- WHAT YOU SHOULD DO -
Gather every line below where "Audit" appears.

- RECORDS TO PROCESS -
______

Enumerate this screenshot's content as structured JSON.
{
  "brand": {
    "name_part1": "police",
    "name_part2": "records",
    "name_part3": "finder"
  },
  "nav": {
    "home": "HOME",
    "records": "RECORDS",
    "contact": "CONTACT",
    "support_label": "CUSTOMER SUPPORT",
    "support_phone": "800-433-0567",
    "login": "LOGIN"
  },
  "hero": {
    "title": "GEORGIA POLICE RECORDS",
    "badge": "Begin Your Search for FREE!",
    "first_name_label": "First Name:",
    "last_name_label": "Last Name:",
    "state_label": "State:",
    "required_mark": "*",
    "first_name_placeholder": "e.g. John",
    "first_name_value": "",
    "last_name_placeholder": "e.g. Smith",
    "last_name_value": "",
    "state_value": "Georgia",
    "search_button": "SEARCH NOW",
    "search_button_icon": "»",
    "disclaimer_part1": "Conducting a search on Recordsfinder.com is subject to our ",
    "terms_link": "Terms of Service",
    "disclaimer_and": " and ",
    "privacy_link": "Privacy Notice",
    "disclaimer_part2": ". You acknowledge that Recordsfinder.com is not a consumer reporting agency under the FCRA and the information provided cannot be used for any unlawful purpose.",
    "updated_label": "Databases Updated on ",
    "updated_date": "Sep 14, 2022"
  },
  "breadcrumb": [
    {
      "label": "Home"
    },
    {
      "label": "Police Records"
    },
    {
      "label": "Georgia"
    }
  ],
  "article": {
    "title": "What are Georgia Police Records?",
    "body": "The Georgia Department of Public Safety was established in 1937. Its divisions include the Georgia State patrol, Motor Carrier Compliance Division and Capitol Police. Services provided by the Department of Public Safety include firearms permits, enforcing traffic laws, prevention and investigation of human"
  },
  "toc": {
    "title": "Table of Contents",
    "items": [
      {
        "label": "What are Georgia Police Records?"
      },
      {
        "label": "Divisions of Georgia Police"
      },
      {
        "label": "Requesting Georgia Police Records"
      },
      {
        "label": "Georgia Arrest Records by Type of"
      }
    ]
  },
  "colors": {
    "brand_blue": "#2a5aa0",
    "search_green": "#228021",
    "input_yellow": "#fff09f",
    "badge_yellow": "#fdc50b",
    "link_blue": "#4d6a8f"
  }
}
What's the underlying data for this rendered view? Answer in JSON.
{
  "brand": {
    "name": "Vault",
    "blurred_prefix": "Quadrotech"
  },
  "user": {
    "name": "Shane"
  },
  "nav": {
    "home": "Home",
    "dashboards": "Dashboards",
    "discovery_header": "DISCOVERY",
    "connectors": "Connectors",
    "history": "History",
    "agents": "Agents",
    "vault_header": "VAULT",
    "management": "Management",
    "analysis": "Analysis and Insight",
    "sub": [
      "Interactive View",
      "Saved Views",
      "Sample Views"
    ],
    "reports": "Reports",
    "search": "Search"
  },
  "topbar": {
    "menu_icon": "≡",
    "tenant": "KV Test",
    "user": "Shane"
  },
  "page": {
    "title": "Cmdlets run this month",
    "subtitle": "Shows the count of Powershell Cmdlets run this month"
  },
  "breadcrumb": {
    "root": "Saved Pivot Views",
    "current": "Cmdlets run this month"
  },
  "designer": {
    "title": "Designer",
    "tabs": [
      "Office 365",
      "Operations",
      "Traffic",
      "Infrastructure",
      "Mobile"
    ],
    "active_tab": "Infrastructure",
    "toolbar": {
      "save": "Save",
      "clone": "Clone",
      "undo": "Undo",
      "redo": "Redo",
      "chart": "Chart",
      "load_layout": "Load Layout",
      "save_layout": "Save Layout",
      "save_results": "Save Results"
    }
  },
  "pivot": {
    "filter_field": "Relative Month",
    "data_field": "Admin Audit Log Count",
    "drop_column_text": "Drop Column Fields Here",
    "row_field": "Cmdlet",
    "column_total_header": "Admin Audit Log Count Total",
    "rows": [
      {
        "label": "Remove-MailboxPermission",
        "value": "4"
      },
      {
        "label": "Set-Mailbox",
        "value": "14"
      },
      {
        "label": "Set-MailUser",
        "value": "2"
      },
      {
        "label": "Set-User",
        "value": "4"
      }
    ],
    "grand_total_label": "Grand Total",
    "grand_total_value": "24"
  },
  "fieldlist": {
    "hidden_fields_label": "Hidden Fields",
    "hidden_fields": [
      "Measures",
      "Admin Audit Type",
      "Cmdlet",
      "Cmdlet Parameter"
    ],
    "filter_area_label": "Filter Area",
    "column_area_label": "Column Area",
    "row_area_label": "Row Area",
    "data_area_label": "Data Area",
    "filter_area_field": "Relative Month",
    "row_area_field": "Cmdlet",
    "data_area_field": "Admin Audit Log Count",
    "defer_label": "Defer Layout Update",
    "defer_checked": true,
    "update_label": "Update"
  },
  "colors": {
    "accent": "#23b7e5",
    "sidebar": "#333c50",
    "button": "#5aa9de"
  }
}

______

- COMPLETED EXERCISE -
    "data_field": "Admin Audit Log Count",
    "column_total_header": "Admin Audit Log Count Total",
      "Admin Audit Type",
    "data_area_field": "Admin Audit Log Count",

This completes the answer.